**TEXTO DE REFERÊNCIA:**
Qual o objetivo das doações?
"Fazer um Brasil melhor", promete Batista, em entrevista exclusiva à BBC
Brasil. Mas se o objetivo é esse, investir em político não é arriscado?
"Sem dúvida", admite, acrescentando que o risco "faz parte".
Em
uma conversa na sede da empresa, em São Paulo, Batista falou sobre a
relação da JBS com o BNDES, a Lava Jato e os rumores de que o filho do
ex-presidente Lula, Fábio Luis da Silva, conhecido como Lulinha, seria
um sócio oculto de sua empresa. Confira:
BBC Brasil - Pedi para um taxista me trazer na JBS e ele perguntou: A empresa do Lulinha? Qual a origem desses rumores?

**ENUNCIADO DA TAREFA:** Passe para o inglês esta frase do texto de referência: "Fazer um Brasil melhor", promete Batista, em entrevista exclusiva à BBC Brasil.

**MATERIAL FORNECIDO:**
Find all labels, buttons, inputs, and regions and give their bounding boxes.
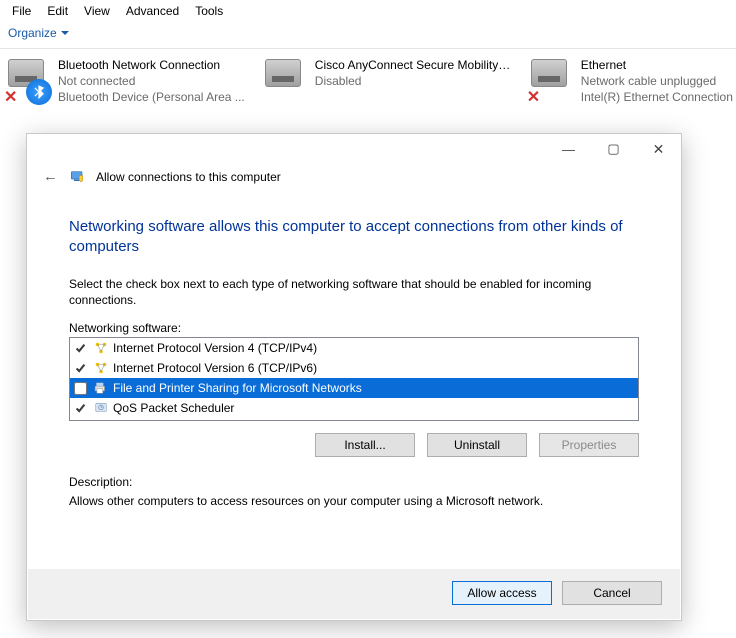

**RESOLUÇÃO DO EXERCÍCIO:** "To make a better Brazil," Batista promises in an exclusive interview with BBC Brasil.